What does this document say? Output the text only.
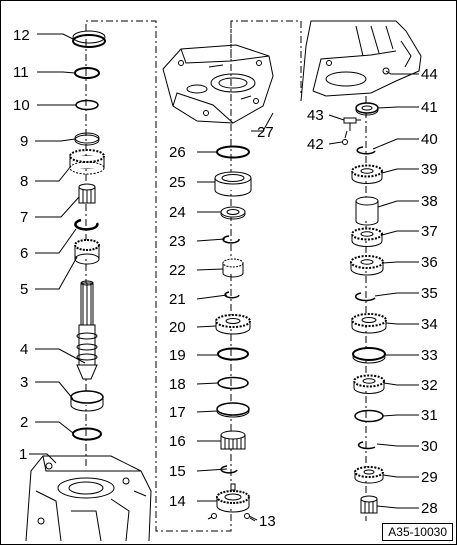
12
11
10
9
8
7
6
5
4
3
2
1
26
25
24
23
22
21
20
19
18
17
16
15
14
13
27
44
43
42
41
40
39
38
37
36
35
34
33
32
31
30
29
28
A35-10030
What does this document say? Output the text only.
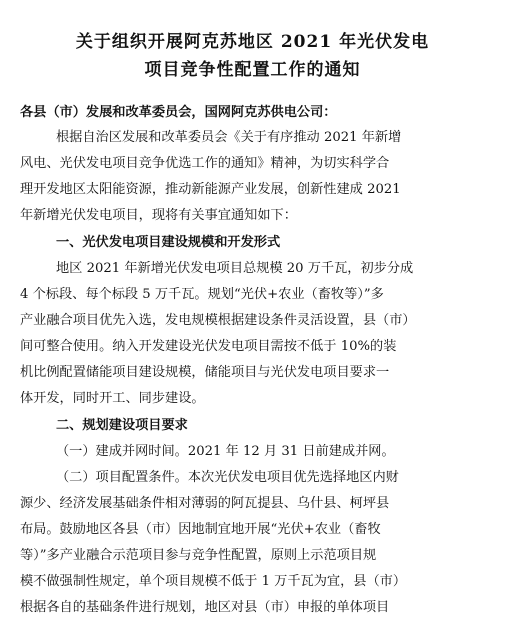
关于组织开展阿克苏地区 2021 年光伏发电
项目竞争性配置工作的通知
各县（市）发展和改革委员会，国网阿克苏供电公司：
根据自治区发展和改革委员会《关于有序推动 2021 年新增
风电、光伏发电项目竞争优选工作的通知》精神，为切实科学合
理开发地区太阳能资源，推动新能源产业发展，创新性建成 2021
年新增光伏发电项目，现将有关事宜通知如下：
一、光伏发电项目建设规模和开发形式
地区 2021 年新增光伏发电项目总规模 20 万千瓦，初步分成
4 个标段、每个标段 5 万千瓦。规划“光伏+农业（畜牧等）”多
产业融合项目优先入选，发电规模根据建设条件灵活设置，县（市）
间可整合使用。纳入开发建设光伏发电项目需按不低于 10%的装
机比例配置储能项目建设规模，储能项目与光伏发电项目要求一
体开发，同时开工、同步建设。
二、规划建设项目要求
（一）建成并网时间。2021 年 12 月 31 日前建成并网。
（二）项目配置条件。本次光伏发电项目优先选择地区内财
源少、经济发展基础条件相对薄弱的阿瓦提县、乌什县、柯坪县
布局。鼓励地区各县（市）因地制宜地开展“光伏+农业（畜牧
等）”多产业融合示范项目参与竞争性配置，原则上示范项目规
模不做强制性规定，单个项目规模不低于 1 万千瓦为宜，县（市）
根据各自的基础条件进行规划，地区对县（市）申报的单体项目
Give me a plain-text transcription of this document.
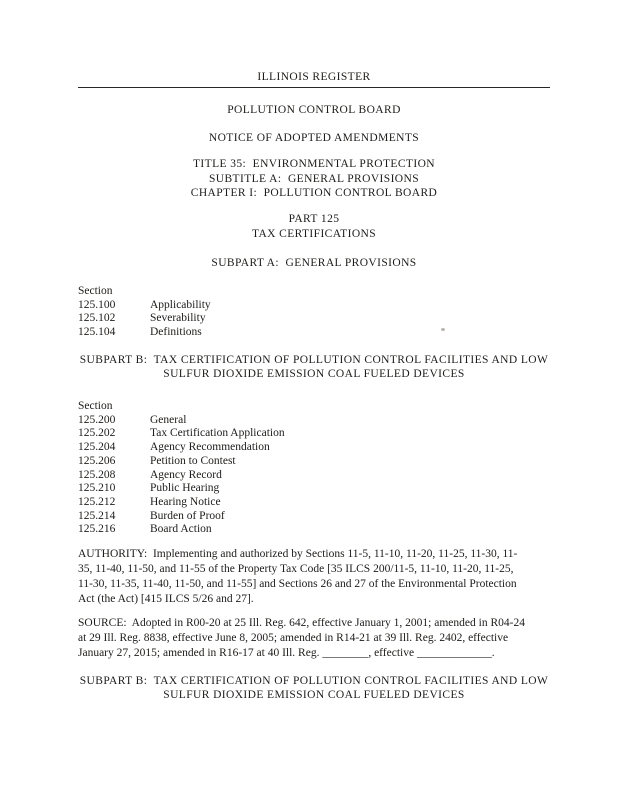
ILLINOIS REGISTER
POLLUTION CONTROL BOARD
NOTICE OF ADOPTED AMENDMENTS
TITLE 35:  ENVIRONMENTAL PROTECTION
SUBTITLE A:  GENERAL PROVISIONS
CHAPTER I:  POLLUTION CONTROL BOARD
PART 125
TAX CERTIFICATIONS
SUBPART A:  GENERAL PROVISIONS
Section
125.100	Applicability
125.102	Severability
125.104	Definitions
SUBPART B:  TAX CERTIFICATION OF POLLUTION CONTROL FACILITIES AND LOW
SULFUR DIOXIDE EMISSION COAL FUELED DEVICES
Section
125.200	General
125.202	Tax Certification Application
125.204	Agency Recommendation
125.206	Petition to Contest
125.208	Agency Record
125.210	Public Hearing
125.212	Hearing Notice
125.214	Burden of Proof
125.216	Board Action
AUTHORITY:  Implementing and authorized by Sections 11-5, 11-10, 11-20, 11-25, 11-30, 11-
35, 11-40, 11-50, and 11-55 of the Property Tax Code [35 ILCS 200/11-5, 11-10, 11-20, 11-25,
11-30, 11-35, 11-40, 11-50, and 11-55] and Sections 26 and 27 of the Environmental Protection
Act (the Act) [415 ILCS 5/26 and 27].
SOURCE:  Adopted in R00-20 at 25 Ill. Reg. 642, effective January 1, 2001; amended in R04-24
at 29 Ill. Reg. 8838, effective June 8, 2005; amended in R14-21 at 39 Ill. Reg. 2402, effective
January 27, 2015; amended in R16-17 at 40 Ill. Reg. ________, effective _____________.
SUBPART B:  TAX CERTIFICATION OF POLLUTION CONTROL FACILITIES AND LOW
SULFUR DIOXIDE EMISSION COAL FUELED DEVICES
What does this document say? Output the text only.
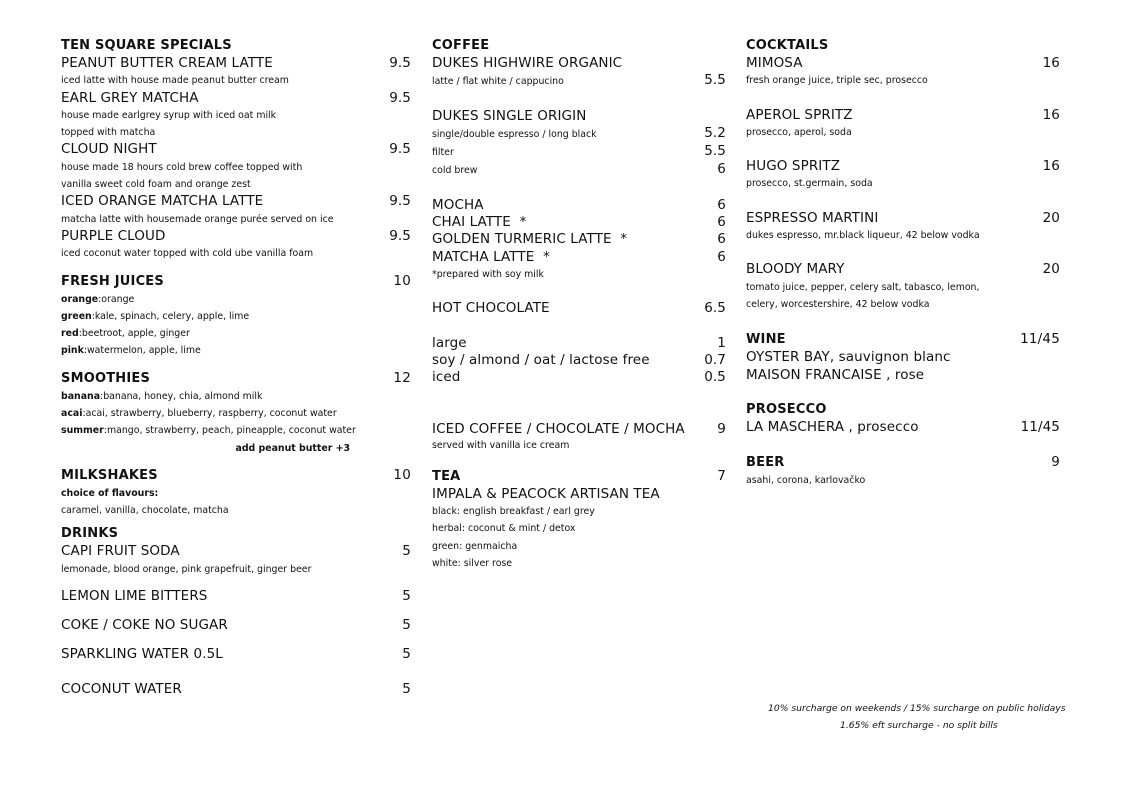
TEN SQUARE SPECIALS
PEANUT BUTTER CREAM LATTE	9.5
iced latte with house made peanut butter cream
EARL GREY MATCHA	9.5
house made earlgrey syrup with iced oat milk
topped with matcha
CLOUD NIGHT	9.5
house made 18 hours cold brew coffee topped with
vanilla sweet cold foam and orange zest
ICED ORANGE MATCHA LATTE	9.5
matcha latte with housemade orange purée served on ice
PURPLE CLOUD	9.5
iced coconut water topped with cold ube vanilla foam
FRESH JUICES	10
orange:orange
green:kale, spinach, celery, apple, lime
red:beetroot, apple, ginger
pink:watermelon, apple, lime
SMOOTHIES	12
banana:banana, honey, chia, almond milk
acai:acai, strawberry, blueberry, raspberry, coconut water
summer:mango, strawberry, peach, pineapple, coconut water
add peanut butter +3
MILKSHAKES	10
choice of flavours:
caramel, vanilla, chocolate, matcha
DRINKS
CAPI FRUIT SODA	5
lemonade, blood orange, pink grapefruit, ginger beer
LEMON LIME BITTERS	5
COKE / COKE NO SUGAR	5
SPARKLING WATER 0.5L	5
COCONUT WATER	5
COFFEE
DUKES HIGHWIRE ORGANIC
latte / flat white / cappucino	5.5
DUKES SINGLE ORIGIN
single/double espresso / long black	5.2
filter	5.5
cold brew	6
MOCHA	6
CHAI LATTE  *	6
GOLDEN TURMERIC LATTE  *	6
MATCHA LATTE  *	6
*prepared with soy milk
HOT CHOCOLATE	6.5
large	1
soy / almond / oat / lactose free	0.7
iced	0.5
ICED COFFEE / CHOCOLATE / MOCHA 9
served with vanilla ice cream
TEA	7
IMPALA & PEACOCK ARTISAN TEA
black: english breakfast / earl grey
herbal: coconut & mint / detox
green: genmaicha
white: silver rose
COCKTAILS
MIMOSA	16
fresh orange juice, triple sec, prosecco
APEROL SPRITZ	16
prosecco, aperol, soda
HUGO SPRITZ	16
prosecco, st.germain, soda
ESPRESSO MARTINI	20
dukes espresso, mr.black liqueur, 42 below vodka
BLOODY MARY	20
tomato juice, pepper, celery salt, tabasco, lemon,
celery, worcestershire, 42 below vodka
WINE	11/45
OYSTER BAY, sauvignon blanc
MAISON FRANCAISE , rose
PROSECCO
LA MASCHERA , prosecco	11/45
BEER	9
asahi, corona, karlovačko
10% surcharge on weekends / 15% surcharge on public holidays
1.65% eft surcharge - no split bills
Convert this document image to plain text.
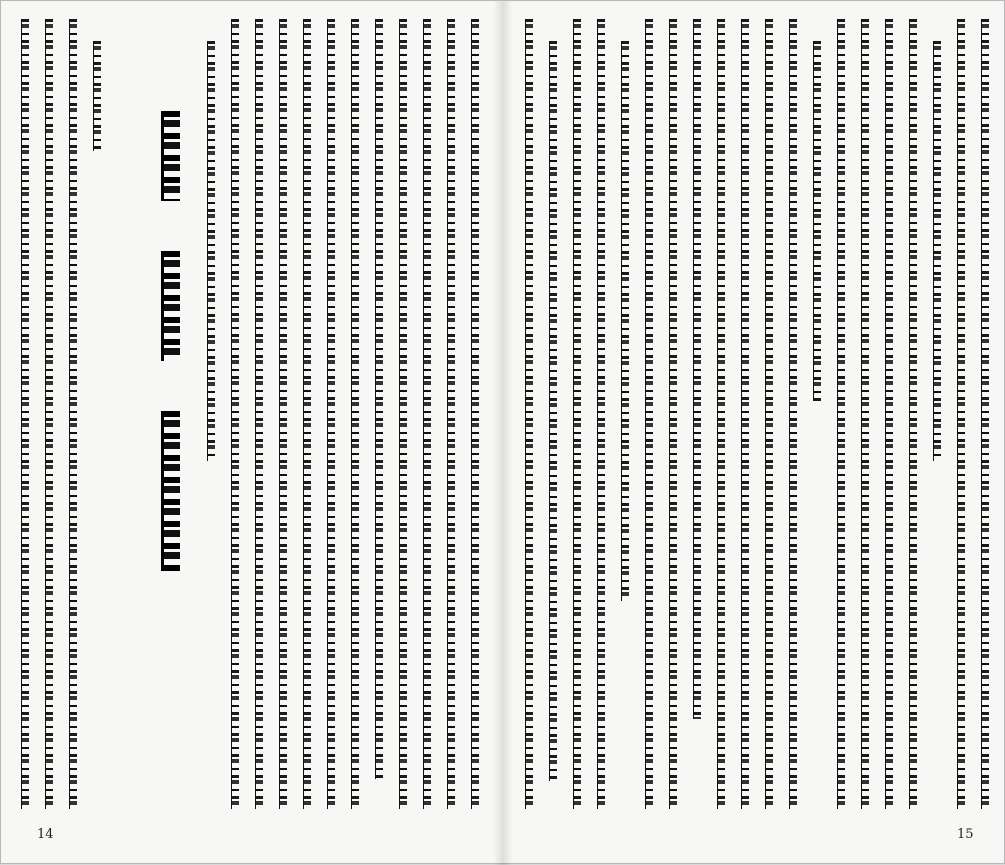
14	15
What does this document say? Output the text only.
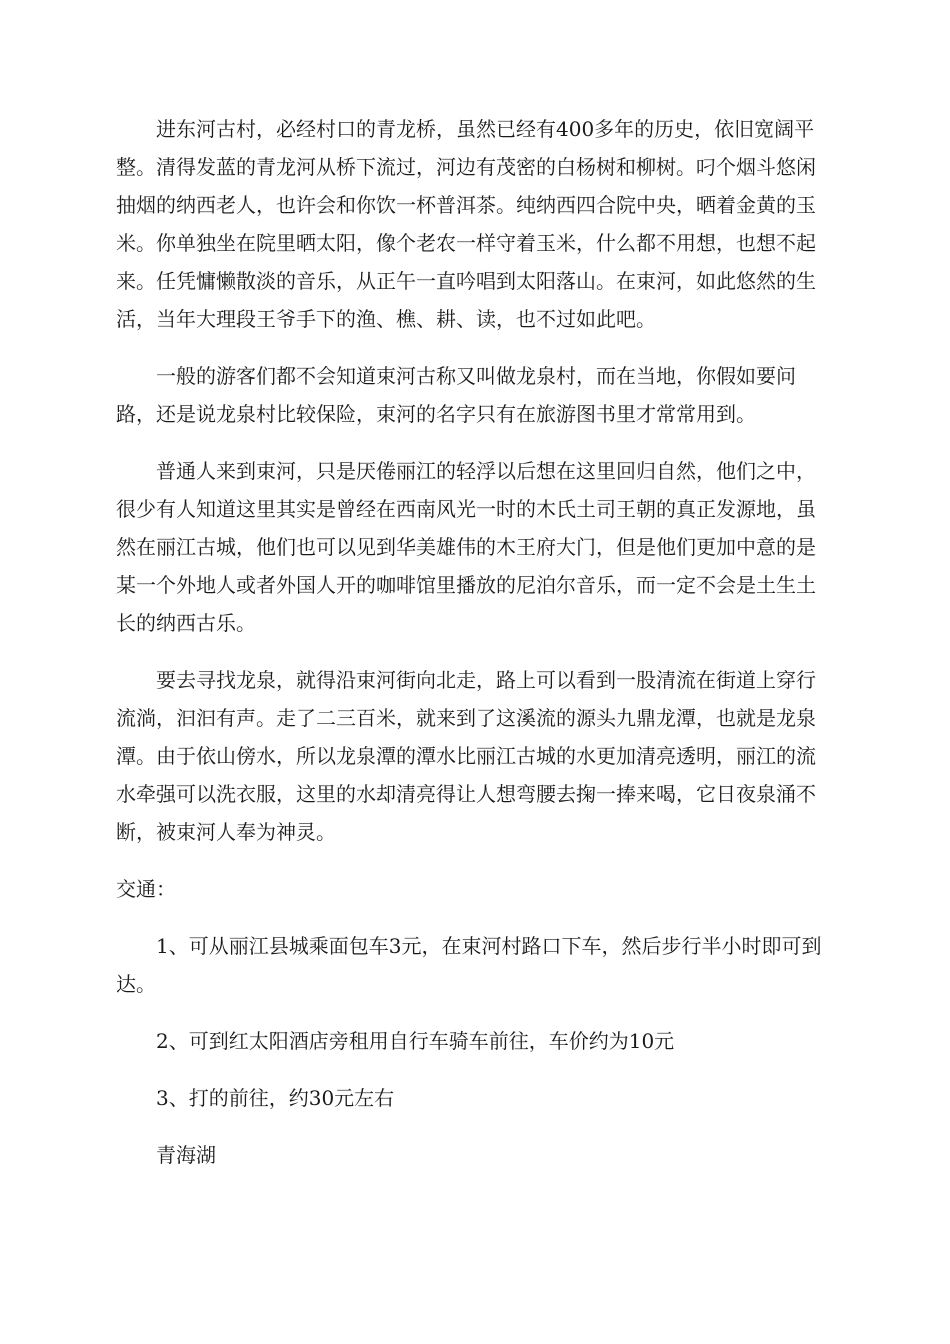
进东河古村，必经村口的青龙桥，虽然已经有400多年的历史，依旧宽阔平整。清得发蓝的青龙河从桥下流过，河边有茂密的白杨树和柳树。叼个烟斗悠闲抽烟的纳西老人，也许会和你饮一杯普洱茶。纯纳西四合院中央，晒着金黄的玉米。你单独坐在院里晒太阳，像个老农一样守着玉米，什么都不用想，也想不起来。任凭慵懒散淡的音乐，从正午一直吟唱到太阳落山。在束河，如此悠然的生活，当年大理段王爷手下的渔、樵、耕、读，也不过如此吧。

一般的游客们都不会知道束河古称又叫做龙泉村，而在当地，你假如要问路，还是说龙泉村比较保险，束河的名字只有在旅游图书里才常常用到。

普通人来到束河，只是厌倦丽江的轻浮以后想在这里回归自然，他们之中，很少有人知道这里其实是曾经在西南风光一时的木氏土司王朝的真正发源地，虽然在丽江古城，他们也可以见到华美雄伟的木王府大门，但是他们更加中意的是某一个外地人或者外国人开的咖啡馆里播放的尼泊尔音乐，而一定不会是土生土长的纳西古乐。

要去寻找龙泉，就得沿束河街向北走，路上可以看到一股清流在街道上穿行流淌，汩汩有声。走了二三百米，就来到了这溪流的源头九鼎龙潭，也就是龙泉潭。由于依山傍水，所以龙泉潭的潭水比丽江古城的水更加清亮透明，丽江的流水牵强可以洗衣服，这里的水却清亮得让人想弯腰去掬一捧来喝，它日夜泉涌不断，被束河人奉为神灵。

交通：

1、可从丽江县城乘面包车3元，在束河村路口下车，然后步行半小时即可到达。

2、可到红太阳酒店旁租用自行车骑车前往，车价约为10元

3、打的前往，约30元左右

青海湖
□ □ □ □ □ □ □
Find all lines holding the string "Agency" and copy them.

125.204	Agency Recommendation
125.208	Agency Record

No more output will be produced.